### Figure content listings
==========
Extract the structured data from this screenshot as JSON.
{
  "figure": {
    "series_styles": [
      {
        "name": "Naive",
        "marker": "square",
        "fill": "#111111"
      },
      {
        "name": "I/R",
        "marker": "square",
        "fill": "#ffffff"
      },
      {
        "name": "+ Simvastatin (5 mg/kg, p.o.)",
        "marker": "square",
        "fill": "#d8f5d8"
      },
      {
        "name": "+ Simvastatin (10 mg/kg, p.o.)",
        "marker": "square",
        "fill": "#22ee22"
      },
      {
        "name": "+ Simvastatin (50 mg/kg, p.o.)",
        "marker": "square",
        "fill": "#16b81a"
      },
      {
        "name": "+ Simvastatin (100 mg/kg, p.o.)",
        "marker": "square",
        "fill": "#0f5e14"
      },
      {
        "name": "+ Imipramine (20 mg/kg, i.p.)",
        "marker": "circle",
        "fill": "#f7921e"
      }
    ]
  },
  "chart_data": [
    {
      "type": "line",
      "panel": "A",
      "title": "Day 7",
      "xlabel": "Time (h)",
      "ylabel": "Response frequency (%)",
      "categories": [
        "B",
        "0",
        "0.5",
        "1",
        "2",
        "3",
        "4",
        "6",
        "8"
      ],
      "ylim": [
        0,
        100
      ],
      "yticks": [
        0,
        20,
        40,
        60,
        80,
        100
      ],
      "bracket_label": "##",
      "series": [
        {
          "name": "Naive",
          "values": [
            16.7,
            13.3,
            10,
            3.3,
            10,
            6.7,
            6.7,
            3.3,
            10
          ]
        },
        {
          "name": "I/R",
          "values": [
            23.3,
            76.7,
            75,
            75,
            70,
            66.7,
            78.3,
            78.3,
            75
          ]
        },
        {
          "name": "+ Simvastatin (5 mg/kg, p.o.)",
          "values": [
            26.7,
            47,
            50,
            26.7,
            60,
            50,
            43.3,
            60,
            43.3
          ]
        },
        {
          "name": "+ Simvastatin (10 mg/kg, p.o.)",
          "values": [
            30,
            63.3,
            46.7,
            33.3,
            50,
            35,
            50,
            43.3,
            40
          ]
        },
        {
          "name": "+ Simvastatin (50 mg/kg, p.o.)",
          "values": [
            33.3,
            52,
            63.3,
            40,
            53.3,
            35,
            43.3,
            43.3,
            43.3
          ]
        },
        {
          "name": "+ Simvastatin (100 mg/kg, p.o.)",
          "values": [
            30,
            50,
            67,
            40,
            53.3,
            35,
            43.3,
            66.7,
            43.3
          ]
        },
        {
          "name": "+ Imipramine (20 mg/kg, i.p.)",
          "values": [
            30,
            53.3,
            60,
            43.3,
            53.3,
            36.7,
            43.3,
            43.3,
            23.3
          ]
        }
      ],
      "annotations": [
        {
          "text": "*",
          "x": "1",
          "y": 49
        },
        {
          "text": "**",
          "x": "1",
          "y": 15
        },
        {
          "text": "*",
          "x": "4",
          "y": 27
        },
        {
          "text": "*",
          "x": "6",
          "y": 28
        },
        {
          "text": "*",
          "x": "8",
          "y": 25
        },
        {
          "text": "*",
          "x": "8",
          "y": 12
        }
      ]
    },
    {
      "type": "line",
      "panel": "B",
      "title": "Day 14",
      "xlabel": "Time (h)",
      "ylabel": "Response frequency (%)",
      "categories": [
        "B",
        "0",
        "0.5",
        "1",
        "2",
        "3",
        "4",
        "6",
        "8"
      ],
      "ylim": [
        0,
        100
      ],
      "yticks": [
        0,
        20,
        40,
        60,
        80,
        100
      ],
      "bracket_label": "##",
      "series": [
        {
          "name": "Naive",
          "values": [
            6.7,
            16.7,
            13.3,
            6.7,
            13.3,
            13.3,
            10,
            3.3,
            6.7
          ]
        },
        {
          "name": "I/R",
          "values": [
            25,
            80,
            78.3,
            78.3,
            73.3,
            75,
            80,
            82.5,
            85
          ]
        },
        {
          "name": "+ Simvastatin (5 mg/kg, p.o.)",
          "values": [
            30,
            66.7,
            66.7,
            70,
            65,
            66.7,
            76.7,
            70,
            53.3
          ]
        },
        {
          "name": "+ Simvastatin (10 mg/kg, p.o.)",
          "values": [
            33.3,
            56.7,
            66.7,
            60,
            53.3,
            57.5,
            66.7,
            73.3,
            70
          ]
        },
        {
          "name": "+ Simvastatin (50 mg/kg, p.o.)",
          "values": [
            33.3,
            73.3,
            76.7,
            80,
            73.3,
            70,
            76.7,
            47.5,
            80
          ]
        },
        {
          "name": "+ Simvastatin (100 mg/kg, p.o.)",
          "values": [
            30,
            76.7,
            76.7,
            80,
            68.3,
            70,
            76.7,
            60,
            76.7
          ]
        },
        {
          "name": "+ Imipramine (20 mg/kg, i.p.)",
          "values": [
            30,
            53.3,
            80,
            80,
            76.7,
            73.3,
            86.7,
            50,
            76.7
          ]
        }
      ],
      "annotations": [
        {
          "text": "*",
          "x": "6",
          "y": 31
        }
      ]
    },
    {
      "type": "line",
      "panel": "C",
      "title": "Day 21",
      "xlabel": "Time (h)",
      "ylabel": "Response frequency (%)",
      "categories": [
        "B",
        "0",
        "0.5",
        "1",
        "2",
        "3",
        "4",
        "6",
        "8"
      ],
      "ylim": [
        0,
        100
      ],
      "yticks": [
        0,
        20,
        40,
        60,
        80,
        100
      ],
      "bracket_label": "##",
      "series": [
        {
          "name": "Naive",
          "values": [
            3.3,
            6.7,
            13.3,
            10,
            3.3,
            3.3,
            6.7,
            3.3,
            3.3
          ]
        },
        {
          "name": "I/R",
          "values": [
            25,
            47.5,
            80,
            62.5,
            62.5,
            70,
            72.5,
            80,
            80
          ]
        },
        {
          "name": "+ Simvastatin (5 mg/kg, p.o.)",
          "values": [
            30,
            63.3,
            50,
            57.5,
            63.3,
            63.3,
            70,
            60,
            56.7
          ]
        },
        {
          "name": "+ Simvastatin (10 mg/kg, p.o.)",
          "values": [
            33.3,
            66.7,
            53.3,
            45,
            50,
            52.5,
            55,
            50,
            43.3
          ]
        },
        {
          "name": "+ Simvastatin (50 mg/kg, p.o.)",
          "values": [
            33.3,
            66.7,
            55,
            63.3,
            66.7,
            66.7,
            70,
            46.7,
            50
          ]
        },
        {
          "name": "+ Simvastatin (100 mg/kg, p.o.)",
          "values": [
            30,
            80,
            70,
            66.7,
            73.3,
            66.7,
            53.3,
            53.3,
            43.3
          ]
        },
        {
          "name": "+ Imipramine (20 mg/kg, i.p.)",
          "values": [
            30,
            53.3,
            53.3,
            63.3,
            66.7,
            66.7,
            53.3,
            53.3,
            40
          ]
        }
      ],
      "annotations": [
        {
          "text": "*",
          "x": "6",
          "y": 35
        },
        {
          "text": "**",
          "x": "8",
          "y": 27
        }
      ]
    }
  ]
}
==========
### To do
Provide an exact reproduction of all the entries shown above.

### The output
Extract the structured data from this screenshot as JSON.
{
  "figure": {
    "series_styles": [
      {
        "name": "Naive",
        "marker": "square",
        "fill": "#111111"
      },
      {
        "name": "I/R",
        "marker": "square",
        "fill": "#ffffff"
      },
      {
        "name": "+ Simvastatin (5 mg/kg, p.o.)",
        "marker": "square",
        "fill": "#d8f5d8"
      },
      {
        "name": "+ Simvastatin (10 mg/kg, p.o.)",
        "marker": "square",
        "fill": "#22ee22"
      },
      {
        "name": "+ Simvastatin (50 mg/kg, p.o.)",
        "marker": "square",
        "fill": "#16b81a"
      },
      {
        "name": "+ Simvastatin (100 mg/kg, p.o.)",
        "marker": "square",
        "fill": "#0f5e14"
      },
      {
        "name": "+ Imipramine (20 mg/kg, i.p.)",
        "marker": "circle",
        "fill": "#f7921e"
      }
    ]
  },
  "chart_data": [
    {
      "type": "line",
      "panel": "A",
      "title": "Day 7",
      "xlabel": "Time (h)",
      "ylabel": "Response frequency (%)",
      "categories": [
        "B",
        "0",
        "0.5",
        "1",
        "2",
        "3",
        "4",
        "6",
        "8"
      ],
      "ylim": [
        0,
        100
      ],
      "yticks": [
        0,
        20,
        40,
        60,
        80,
        100
      ],
      "bracket_label": "##",
      "series": [
        {
          "name": "Naive",
          "values": [
            16.7,
            13.3,
            10,
            3.3,
            10,
            6.7,
            6.7,
            3.3,
            10
          ]
        },
        {
          "name": "I/R",
          "values": [
            23.3,
            76.7,
            75,
            75,
            70,
            66.7,
            78.3,
            78.3,
            75
          ]
        },
        {
          "name": "+ Simvastatin (5 mg/kg, p.o.)",
          "values": [
            26.7,
            47,
            50,
            26.7,
            60,
            50,
            43.3,
            60,
            43.3
          ]
        },
        {
          "name": "+ Simvastatin (10 mg/kg, p.o.)",
          "values": [
            30,
            63.3,
            46.7,
            33.3,
            50,
            35,
            50,
            43.3,
            40
          ]
        },
        {
          "name": "+ Simvastatin (50 mg/kg, p.o.)",
          "values": [
            33.3,
            52,
            63.3,
            40,
            53.3,
            35,
            43.3,
            43.3,
            43.3
          ]
        },
        {
          "name": "+ Simvastatin (100 mg/kg, p.o.)",
          "values": [
            30,
            50,
            67,
            40,
            53.3,
            35,
            43.3,
            66.7,
            43.3
          ]
        },
        {
          "name": "+ Imipramine (20 mg/kg, i.p.)",
          "values": [
            30,
            53.3,
            60,
            43.3,
            53.3,
            36.7,
            43.3,
            43.3,
            23.3
          ]
        }
      ],
      "annotations": [
        {
          "text": "*",
          "x": "1",
          "y": 49
        },
        {
          "text": "**",
          "x": "1",
          "y": 15
        },
        {
          "text": "*",
          "x": "4",
          "y": 27
        },
        {
          "text": "*",
          "x": "6",
          "y": 28
        },
        {
          "text": "*",
          "x": "8",
          "y": 25
        },
        {
          "text": "*",
          "x": "8",
          "y": 12
        }
      ]
    },
    {
      "type": "line",
      "panel": "B",
      "title": "Day 14",
      "xlabel": "Time (h)",
      "ylabel": "Response frequency (%)",
      "categories": [
        "B",
        "0",
        "0.5",
        "1",
        "2",
        "3",
        "4",
        "6",
        "8"
      ],
      "ylim": [
        0,
        100
      ],
      "yticks": [
        0,
        20,
        40,
        60,
        80,
        100
      ],
      "bracket_label": "##",
      "series": [
        {
          "name": "Naive",
          "values": [
            6.7,
            16.7,
            13.3,
            6.7,
            13.3,
            13.3,
            10,
            3.3,
            6.7
          ]
        },
        {
          "name": "I/R",
          "values": [
            25,
            80,
            78.3,
            78.3,
            73.3,
            75,
            80,
            82.5,
            85
          ]
        },
        {
          "name": "+ Simvastatin (5 mg/kg, p.o.)",
          "values": [
            30,
            66.7,
            66.7,
            70,
            65,
            66.7,
            76.7,
            70,
            53.3
          ]
        },
        {
          "name": "+ Simvastatin (10 mg/kg, p.o.)",
          "values": [
            33.3,
            56.7,
            66.7,
            60,
            53.3,
            57.5,
            66.7,
            73.3,
            70
          ]
        },
        {
          "name": "+ Simvastatin (50 mg/kg, p.o.)",
          "values": [
            33.3,
            73.3,
            76.7,
            80,
            73.3,
            70,
            76.7,
            47.5,
            80
          ]
        },
        {
          "name": "+ Simvastatin (100 mg/kg, p.o.)",
          "values": [
            30,
            76.7,
            76.7,
            80,
            68.3,
            70,
            76.7,
            60,
            76.7
          ]
        },
        {
          "name": "+ Imipramine (20 mg/kg, i.p.)",
          "values": [
            30,
            53.3,
            80,
            80,
            76.7,
            73.3,
            86.7,
            50,
            76.7
          ]
        }
      ],
      "annotations": [
        {
          "text": "*",
          "x": "6",
          "y": 31
        }
      ]
    },
    {
      "type": "line",
      "panel": "C",
      "title": "Day 21",
      "xlabel": "Time (h)",
      "ylabel": "Response frequency (%)",
      "categories": [
        "B",
        "0",
        "0.5",
        "1",
        "2",
        "3",
        "4",
        "6",
        "8"
      ],
      "ylim": [
        0,
        100
      ],
      "yticks": [
        0,
        20,
        40,
        60,
        80,
        100
      ],
      "bracket_label": "##",
      "series": [
        {
          "name": "Naive",
          "values": [
            3.3,
            6.7,
            13.3,
            10,
            3.3,
            3.3,
            6.7,
            3.3,
            3.3
          ]
        },
        {
          "name": "I/R",
          "values": [
            25,
            47.5,
            80,
            62.5,
            62.5,
            70,
            72.5,
            80,
            80
          ]
        },
        {
          "name": "+ Simvastatin (5 mg/kg, p.o.)",
          "values": [
            30,
            63.3,
            50,
            57.5,
            63.3,
            63.3,
            70,
            60,
            56.7
          ]
        },
        {
          "name": "+ Simvastatin (10 mg/kg, p.o.)",
          "values": [
            33.3,
            66.7,
            53.3,
            45,
            50,
            52.5,
            55,
            50,
            43.3
          ]
        },
        {
          "name": "+ Simvastatin (50 mg/kg, p.o.)",
          "values": [
            33.3,
            66.7,
            55,
            63.3,
            66.7,
            66.7,
            70,
            46.7,
            50
          ]
        },
        {
          "name": "+ Simvastatin (100 mg/kg, p.o.)",
          "values": [
            30,
            80,
            70,
            66.7,
            73.3,
            66.7,
            53.3,
            53.3,
            43.3
          ]
        },
        {
          "name": "+ Imipramine (20 mg/kg, i.p.)",
          "values": [
            30,
            53.3,
            53.3,
            63.3,
            66.7,
            66.7,
            53.3,
            53.3,
            40
          ]
        }
      ],
      "annotations": [
        {
          "text": "*",
          "x": "6",
          "y": 35
        },
        {
          "text": "**",
          "x": "8",
          "y": 27
        }
      ]
    }
  ]
}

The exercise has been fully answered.